§ Provided records:
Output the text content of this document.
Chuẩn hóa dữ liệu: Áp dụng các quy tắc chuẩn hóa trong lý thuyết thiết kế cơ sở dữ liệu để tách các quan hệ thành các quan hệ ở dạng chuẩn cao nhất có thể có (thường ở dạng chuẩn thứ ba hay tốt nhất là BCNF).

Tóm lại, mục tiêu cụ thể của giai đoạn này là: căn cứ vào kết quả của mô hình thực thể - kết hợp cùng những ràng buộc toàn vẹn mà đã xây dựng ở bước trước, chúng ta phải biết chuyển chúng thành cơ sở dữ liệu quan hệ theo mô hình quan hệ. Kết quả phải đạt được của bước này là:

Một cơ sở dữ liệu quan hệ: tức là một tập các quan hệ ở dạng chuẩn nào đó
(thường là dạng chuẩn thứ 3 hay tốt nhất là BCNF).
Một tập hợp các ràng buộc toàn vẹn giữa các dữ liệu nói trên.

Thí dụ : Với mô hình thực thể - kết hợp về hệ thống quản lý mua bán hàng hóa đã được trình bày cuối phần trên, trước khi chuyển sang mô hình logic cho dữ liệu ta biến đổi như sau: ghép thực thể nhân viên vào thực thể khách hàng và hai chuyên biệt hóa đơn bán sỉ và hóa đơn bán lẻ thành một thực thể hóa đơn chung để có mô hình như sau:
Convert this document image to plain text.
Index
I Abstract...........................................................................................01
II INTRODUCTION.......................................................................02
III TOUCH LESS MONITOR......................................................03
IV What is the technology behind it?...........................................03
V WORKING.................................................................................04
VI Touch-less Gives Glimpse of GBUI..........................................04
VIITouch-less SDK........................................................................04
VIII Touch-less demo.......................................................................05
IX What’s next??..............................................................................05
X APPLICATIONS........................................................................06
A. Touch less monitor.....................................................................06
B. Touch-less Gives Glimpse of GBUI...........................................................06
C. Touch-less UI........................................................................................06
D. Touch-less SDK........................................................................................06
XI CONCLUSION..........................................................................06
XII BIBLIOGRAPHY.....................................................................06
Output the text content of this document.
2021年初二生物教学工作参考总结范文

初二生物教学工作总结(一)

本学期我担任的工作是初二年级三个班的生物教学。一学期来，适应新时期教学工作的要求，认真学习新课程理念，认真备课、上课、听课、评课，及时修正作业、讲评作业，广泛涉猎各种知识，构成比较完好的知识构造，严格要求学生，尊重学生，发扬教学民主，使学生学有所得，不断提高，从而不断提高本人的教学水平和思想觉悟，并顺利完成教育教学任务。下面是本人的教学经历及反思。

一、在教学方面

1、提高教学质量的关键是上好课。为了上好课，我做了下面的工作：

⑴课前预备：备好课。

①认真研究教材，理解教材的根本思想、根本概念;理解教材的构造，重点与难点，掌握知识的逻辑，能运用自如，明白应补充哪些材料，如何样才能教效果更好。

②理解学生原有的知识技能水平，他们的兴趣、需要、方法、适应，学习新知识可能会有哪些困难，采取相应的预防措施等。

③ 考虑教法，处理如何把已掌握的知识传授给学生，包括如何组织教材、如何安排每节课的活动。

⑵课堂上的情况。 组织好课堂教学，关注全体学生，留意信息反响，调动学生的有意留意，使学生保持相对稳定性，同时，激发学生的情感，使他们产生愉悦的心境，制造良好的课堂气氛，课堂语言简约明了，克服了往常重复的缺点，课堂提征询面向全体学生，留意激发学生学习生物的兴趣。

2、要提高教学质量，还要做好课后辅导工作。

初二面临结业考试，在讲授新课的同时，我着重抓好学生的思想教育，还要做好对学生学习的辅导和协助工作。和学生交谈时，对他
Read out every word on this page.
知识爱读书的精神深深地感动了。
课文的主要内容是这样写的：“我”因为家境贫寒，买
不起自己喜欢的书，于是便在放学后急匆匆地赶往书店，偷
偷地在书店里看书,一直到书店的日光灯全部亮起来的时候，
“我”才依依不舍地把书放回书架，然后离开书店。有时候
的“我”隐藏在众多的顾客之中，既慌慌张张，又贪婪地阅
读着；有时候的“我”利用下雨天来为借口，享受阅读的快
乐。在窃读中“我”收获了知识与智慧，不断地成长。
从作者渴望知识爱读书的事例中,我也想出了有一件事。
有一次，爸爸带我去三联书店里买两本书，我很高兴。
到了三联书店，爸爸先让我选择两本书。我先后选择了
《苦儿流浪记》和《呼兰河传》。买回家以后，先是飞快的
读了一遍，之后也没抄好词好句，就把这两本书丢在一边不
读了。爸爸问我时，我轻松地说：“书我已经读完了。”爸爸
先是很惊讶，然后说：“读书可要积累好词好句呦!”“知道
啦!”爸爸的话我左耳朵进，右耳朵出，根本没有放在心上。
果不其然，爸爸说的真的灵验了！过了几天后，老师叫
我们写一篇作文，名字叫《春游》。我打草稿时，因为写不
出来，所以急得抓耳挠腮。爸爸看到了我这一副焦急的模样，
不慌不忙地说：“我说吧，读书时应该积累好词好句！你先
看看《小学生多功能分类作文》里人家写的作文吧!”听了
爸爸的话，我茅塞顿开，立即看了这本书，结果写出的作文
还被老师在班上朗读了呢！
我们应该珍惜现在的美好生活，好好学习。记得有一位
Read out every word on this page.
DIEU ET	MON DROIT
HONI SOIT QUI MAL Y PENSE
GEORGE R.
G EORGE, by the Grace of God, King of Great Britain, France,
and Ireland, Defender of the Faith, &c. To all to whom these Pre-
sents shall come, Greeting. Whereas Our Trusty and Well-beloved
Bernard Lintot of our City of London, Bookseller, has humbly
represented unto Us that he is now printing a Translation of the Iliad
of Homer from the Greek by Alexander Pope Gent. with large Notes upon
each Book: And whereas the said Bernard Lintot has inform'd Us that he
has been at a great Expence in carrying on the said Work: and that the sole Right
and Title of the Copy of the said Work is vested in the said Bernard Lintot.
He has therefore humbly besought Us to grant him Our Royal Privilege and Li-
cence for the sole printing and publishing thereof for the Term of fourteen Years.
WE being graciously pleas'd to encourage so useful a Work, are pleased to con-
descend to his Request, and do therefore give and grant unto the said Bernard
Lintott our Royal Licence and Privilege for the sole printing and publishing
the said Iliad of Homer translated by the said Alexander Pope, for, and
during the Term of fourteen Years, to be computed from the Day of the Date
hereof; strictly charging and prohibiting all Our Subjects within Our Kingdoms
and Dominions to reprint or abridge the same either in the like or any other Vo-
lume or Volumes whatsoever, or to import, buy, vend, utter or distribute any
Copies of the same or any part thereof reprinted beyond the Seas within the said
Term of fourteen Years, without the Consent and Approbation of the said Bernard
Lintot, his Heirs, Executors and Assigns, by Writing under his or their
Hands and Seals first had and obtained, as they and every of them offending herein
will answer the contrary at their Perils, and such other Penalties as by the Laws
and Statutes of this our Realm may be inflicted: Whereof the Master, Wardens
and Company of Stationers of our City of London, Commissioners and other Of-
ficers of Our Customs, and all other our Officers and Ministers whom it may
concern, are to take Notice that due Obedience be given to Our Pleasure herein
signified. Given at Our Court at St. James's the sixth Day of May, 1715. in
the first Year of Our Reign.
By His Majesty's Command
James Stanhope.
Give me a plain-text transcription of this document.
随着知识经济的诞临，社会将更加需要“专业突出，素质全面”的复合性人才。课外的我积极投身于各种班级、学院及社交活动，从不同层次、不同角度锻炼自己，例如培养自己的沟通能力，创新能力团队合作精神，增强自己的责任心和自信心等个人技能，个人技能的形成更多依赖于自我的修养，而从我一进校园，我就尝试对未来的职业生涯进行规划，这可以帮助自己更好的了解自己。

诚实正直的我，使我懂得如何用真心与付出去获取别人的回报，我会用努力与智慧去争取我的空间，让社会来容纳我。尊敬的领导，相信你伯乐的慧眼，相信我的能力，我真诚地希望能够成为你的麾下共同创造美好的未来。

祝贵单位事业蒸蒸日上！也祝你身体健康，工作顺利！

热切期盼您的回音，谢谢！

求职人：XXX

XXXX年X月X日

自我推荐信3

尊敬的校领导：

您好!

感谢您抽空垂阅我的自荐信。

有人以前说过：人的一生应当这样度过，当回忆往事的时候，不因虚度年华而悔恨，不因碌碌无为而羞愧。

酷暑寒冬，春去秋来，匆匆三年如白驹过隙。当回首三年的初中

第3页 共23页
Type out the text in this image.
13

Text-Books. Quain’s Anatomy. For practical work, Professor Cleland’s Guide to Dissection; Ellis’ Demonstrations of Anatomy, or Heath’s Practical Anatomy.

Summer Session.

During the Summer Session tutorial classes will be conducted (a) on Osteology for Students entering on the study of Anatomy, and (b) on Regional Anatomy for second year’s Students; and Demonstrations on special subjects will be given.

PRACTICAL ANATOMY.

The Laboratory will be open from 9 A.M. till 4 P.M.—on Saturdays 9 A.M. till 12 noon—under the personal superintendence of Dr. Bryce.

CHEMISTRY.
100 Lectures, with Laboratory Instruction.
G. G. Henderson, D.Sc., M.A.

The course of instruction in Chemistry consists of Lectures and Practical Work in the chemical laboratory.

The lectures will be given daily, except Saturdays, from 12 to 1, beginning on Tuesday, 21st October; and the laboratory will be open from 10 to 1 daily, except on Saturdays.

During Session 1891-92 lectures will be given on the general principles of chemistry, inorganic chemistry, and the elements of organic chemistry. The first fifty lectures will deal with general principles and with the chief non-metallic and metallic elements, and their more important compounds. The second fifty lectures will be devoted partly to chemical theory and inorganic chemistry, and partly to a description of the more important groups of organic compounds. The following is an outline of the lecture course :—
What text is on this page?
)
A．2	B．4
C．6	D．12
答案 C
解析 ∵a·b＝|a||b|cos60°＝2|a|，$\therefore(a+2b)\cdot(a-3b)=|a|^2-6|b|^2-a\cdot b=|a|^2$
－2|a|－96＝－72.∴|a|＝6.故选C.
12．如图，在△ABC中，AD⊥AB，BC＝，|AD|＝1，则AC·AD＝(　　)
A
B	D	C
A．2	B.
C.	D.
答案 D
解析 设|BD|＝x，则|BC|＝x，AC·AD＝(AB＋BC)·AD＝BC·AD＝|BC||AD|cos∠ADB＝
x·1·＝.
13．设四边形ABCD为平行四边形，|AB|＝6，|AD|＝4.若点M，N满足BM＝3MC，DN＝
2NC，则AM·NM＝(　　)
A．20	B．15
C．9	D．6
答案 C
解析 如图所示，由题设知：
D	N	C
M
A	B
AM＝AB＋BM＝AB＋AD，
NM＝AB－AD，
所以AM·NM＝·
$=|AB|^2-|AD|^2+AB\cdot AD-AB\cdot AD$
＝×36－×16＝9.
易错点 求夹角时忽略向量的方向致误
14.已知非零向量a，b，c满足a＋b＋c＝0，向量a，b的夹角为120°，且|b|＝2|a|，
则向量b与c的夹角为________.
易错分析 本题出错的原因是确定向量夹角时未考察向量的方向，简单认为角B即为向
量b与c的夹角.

§ Your task:
Copy out all lines that carry the word "Years".

§ Written response:
cence for the sole printing and publishing thereof for the Term of fourteen Years.
during the Term of fourteen Years, to be computed from the Day of the Date
Term of fourteen Years, without the Consent and Approbation of the said Bernard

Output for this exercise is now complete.